__Excerpted passage__:
= = = = = = =

Genetic algorithm application in multi-objective optimization and decoupled sliding-Mode controller design on bus suspension system

The study proposes a new method for optimizing and integrating control systems on the driver’s seat suspension to improve its performance. The first novelty is applying the genetic algorithm (GA) in the multi-objective optimization process to find the structure’s optimal parameters k_s and c_s that ensure the overall objective function J_x(w) of driver’s acceleration μ₁(x) and suspension’s relative displacement μ₂(x) minimized. J_x is formulated with the Weighted Square Sum model as the Pareto method. This process includes complex constraints on the comfort level, the vehicle’s body vertical stability, the guiding element’s deformation limits under different load conditions (no load, half load, full load), and road surfaces (transient, random). The second contribution is the integration of PID and SMC controllers into the suspension to reduce the vehicle’s body displacement x_s (m). The controllers’ parameters are also optimized simultaneously by GA, including K_P, K_I, K_D, N of PID, and p, η, Δ of SMC. The optimal values k_{s_opt} = 150000 (N/m) and c_{s_opt} = 10000 (Ns/m), respectively, in the cases of w = [0.5 0.6] corresponding to transient and random roads. The controllers helped improve x_s responses by over 40% with transient road and 65% with random road.

= = = = = = =

(Document layout analysis data)
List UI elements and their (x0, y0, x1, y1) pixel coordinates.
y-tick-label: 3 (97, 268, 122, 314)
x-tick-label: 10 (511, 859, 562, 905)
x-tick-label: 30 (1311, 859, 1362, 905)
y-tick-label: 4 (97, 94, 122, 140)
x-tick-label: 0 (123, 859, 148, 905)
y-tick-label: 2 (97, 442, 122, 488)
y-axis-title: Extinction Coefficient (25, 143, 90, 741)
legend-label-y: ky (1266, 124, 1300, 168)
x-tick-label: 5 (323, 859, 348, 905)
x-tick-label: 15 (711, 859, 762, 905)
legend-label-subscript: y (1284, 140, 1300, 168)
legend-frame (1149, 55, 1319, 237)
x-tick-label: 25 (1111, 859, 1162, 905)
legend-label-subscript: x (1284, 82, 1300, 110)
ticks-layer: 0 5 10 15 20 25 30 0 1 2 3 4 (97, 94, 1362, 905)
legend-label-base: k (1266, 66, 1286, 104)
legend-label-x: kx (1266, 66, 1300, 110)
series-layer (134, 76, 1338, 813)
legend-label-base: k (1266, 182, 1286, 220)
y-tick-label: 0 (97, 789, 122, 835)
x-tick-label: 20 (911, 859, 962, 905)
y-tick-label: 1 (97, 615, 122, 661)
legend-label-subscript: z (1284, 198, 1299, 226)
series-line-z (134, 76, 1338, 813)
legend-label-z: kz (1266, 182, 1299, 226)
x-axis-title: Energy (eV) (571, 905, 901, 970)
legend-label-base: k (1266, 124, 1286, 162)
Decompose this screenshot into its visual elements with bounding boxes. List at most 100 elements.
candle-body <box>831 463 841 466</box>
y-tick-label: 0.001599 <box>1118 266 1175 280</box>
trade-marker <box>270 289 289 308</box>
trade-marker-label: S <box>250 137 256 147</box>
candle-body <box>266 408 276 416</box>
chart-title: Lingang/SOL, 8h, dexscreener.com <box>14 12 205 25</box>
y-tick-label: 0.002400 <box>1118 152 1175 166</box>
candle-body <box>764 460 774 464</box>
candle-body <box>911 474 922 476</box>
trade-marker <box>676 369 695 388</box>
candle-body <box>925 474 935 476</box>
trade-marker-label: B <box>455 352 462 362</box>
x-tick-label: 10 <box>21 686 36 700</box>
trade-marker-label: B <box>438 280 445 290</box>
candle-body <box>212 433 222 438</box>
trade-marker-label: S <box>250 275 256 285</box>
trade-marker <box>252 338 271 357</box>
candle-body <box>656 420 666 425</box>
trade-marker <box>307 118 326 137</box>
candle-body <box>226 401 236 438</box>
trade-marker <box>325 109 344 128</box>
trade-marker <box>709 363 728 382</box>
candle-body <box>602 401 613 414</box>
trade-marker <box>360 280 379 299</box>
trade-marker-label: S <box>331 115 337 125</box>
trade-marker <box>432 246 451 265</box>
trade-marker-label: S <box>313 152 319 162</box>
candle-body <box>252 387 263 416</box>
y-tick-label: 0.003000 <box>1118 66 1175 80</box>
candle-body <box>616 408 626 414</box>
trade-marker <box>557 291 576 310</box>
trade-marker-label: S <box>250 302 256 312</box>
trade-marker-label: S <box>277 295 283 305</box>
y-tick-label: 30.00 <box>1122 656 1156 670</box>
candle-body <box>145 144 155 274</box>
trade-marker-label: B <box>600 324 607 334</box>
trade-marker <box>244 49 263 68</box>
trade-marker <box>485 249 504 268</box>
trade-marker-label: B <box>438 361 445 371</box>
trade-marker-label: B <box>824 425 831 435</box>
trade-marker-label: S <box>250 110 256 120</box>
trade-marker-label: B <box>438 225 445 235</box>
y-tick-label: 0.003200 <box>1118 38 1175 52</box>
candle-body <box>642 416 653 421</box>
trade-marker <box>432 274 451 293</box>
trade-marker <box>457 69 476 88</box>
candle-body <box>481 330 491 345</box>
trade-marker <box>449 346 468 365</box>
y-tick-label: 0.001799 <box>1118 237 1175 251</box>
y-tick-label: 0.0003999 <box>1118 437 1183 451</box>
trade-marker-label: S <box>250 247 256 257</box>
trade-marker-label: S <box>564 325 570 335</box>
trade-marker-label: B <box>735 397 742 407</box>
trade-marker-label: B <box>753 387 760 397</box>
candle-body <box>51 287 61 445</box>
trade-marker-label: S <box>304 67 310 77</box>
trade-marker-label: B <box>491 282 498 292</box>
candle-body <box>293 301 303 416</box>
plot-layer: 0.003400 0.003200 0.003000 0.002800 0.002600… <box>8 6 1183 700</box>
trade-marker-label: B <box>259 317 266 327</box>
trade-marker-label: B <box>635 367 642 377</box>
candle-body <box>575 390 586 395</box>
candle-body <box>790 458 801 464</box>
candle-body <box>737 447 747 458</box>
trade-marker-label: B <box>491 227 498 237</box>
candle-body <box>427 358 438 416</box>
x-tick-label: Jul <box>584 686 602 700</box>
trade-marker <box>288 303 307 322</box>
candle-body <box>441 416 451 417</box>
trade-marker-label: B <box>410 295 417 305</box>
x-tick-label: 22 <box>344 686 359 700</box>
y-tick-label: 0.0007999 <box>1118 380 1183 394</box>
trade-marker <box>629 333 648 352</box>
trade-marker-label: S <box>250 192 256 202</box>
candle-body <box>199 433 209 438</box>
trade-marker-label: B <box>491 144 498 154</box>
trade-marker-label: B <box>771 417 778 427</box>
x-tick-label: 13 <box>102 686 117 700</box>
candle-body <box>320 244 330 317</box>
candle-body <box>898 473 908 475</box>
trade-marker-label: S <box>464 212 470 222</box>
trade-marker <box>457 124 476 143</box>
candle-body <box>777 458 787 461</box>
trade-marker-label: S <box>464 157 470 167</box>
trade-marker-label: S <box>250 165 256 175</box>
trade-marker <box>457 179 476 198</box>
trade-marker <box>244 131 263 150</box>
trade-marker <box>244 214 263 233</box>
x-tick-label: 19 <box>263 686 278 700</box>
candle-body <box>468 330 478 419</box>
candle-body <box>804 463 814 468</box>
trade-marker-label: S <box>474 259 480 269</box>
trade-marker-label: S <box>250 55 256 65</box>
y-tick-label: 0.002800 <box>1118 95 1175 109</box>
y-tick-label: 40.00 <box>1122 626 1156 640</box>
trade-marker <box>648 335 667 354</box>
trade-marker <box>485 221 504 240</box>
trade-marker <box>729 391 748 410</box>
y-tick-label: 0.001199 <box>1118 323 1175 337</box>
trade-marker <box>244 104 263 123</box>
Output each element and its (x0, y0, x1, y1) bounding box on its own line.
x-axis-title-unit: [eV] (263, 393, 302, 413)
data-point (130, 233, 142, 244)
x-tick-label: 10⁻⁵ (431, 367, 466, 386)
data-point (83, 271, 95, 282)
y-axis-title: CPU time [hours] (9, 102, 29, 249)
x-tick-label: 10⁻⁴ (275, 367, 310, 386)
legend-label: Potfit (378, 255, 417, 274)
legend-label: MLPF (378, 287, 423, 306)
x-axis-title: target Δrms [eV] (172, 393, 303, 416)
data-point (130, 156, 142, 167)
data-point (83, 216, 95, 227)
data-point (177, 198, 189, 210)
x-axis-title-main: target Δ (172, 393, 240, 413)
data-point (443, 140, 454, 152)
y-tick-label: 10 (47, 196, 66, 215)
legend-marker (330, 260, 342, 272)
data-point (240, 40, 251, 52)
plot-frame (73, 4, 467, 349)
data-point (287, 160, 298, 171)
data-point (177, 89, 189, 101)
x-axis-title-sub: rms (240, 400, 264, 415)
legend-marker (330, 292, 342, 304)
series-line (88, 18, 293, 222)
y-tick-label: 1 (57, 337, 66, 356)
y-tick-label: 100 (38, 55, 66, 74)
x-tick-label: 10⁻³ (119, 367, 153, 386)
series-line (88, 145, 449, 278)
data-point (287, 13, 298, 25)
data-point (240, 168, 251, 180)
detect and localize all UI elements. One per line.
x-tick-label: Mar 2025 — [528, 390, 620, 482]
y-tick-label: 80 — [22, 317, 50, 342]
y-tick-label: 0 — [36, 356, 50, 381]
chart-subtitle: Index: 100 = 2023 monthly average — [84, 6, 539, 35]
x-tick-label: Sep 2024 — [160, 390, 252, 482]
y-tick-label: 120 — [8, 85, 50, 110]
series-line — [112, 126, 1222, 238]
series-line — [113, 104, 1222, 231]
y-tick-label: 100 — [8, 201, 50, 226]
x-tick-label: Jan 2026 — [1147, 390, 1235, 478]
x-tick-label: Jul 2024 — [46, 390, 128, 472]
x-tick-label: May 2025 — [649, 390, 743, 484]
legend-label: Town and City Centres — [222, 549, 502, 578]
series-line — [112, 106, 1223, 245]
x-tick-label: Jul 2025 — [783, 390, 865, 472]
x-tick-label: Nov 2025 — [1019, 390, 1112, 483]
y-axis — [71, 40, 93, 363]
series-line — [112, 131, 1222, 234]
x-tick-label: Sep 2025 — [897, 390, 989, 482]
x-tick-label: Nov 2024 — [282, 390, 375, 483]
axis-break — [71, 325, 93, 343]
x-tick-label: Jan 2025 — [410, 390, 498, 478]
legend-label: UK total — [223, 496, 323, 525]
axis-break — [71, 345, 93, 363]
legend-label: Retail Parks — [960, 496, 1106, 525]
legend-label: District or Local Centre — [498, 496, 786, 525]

= = = = = = =

__Problem set__:
[A] Using the suspension abstract, determine whether each statement agrees with it, answering yes or no and quoting the exact words that decide the matter: (i) The genetic algorithm is used to find the optimal parameters k_s and c_s. (ii) The controllers improved x_s responses by over 65% on the transient road. (iii) The optimization constraints cover no-load, half-load and full-load conditions.
[B] Condense the paragraph of the suspension abstract that begins "The study proposes a new method" into a bulleted list that keeps its main facts.
[C] Answer these questions from the suspension abstract, one per line:
(i) Which model is used to formulate J_x?
(ii) Which PID parameters are optimized by GA?
(iii) What is the optimal value of c_s?
Rely solely on the suspension abstract when responding.

__Your written answers__:
[A]
(i) Yes: "applying the genetic algorithm (GA) in the multi-objective optimization process to find the structure’s optimal parameters k_s and c_s"
(ii) No: "The controllers helped improve x_s responses by over 40% with transient road and 65% with random road."
(iii) Yes: "under different load conditions (no load, half load, full load)"

[B]
- Aim: optimize and integrate control systems on the driver’s seat suspension to improve its performance.
- First novelty: the genetic algorithm (GA) is used in multi-objective optimization to find the optimal parameters k_s and c_s that minimize the overall objective function J_x(w), which combines driver’s acceleration μ₁(x) and suspension’s relative displacement μ₂(x).
- J_x is formulated with the Weighted Square Sum model as the Pareto method.
- Constraints: comfort level, the vehicle body’s vertical stability, and the guiding element’s deformation limits under no-load, half-load and full-load conditions, on transient and random road surfaces.
- Second contribution: PID and SMC controllers are integrated into the suspension to reduce the vehicle body’s displacement x_s (m).
- The controllers’ parameters (K_P, K_I, K_D, N for PID; p, η, Δ for SMC) are also optimized simultaneously by GA.
- Optimal values: k_{s_opt} = 150000 N/m and c_{s_opt} = 10000 Ns/m, in the cases of w = [0.5 0.6], corresponding to transient and random roads.
- Result: the controllers improved x_s responses by over 40% on the transient road and 65% on the random road.

[C]
(i) The Weighted Square Sum model, as the Pareto method.
(ii) K_P, K_I, K_D and N.
(iii) 10000 Ns/m.